> _Exercise input_:
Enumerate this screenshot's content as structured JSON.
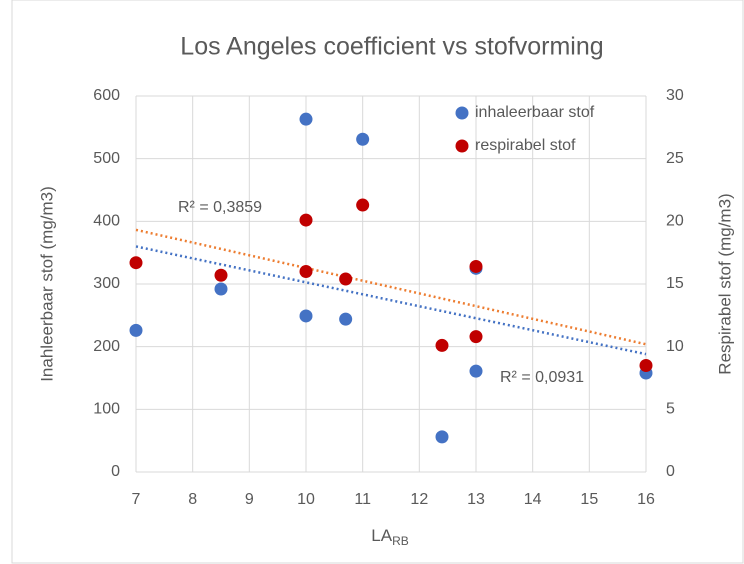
{
  "chart_data": {
    "type": "scatter",
    "title": "Los Angeles coefficient vs stofvorming",
    "x_label": {
      "text": "LA",
      "subscript": "RB"
    },
    "y_label": "Inahleerbaar stof (mg/m3)",
    "y2_label": "Respirabel stof (mg/m3)",
    "xlim": [
      7,
      16
    ],
    "xticks": [
      7,
      8,
      9,
      10,
      11,
      12,
      13,
      14,
      15,
      16
    ],
    "ylim": [
      0,
      600
    ],
    "yticks": [
      0,
      100,
      200,
      300,
      400,
      500,
      600
    ],
    "y2lim": [
      0,
      30
    ],
    "y2ticks": [
      0,
      5,
      10,
      15,
      20,
      25,
      30
    ],
    "grid": true,
    "legend": "top-right",
    "series": [
      {
        "name": "inhaleerbaar stof",
        "color": "#4472c4",
        "trendline_color": "#4472c4",
        "x": [
          7,
          8.5,
          10,
          10,
          10.7,
          11,
          12.4,
          13,
          13,
          16
        ],
        "values": [
          226,
          292,
          563,
          249,
          244,
          531,
          56,
          325,
          161,
          158
        ],
        "r2_label": "R² = 0,0931"
      },
      {
        "name": "respirabel stof",
        "color": "#c00000",
        "trendline_color": "#ed7d31",
        "axis": "y2",
        "x": [
          7,
          8.5,
          10,
          10,
          10.7,
          11,
          12.4,
          13,
          13,
          16
        ],
        "values": [
          16.7,
          15.7,
          20.1,
          16.0,
          15.4,
          21.3,
          10.1,
          16.4,
          10.8,
          8.5
        ],
        "r2_label": "R² = 0,3859"
      }
    ]
  }
}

> _Required work_: All lines holding the word "name" should be picked out and copied.

> _Exercise answer_:
        "name": "inhaleerbaar stof",
        "name": "respirabel stof",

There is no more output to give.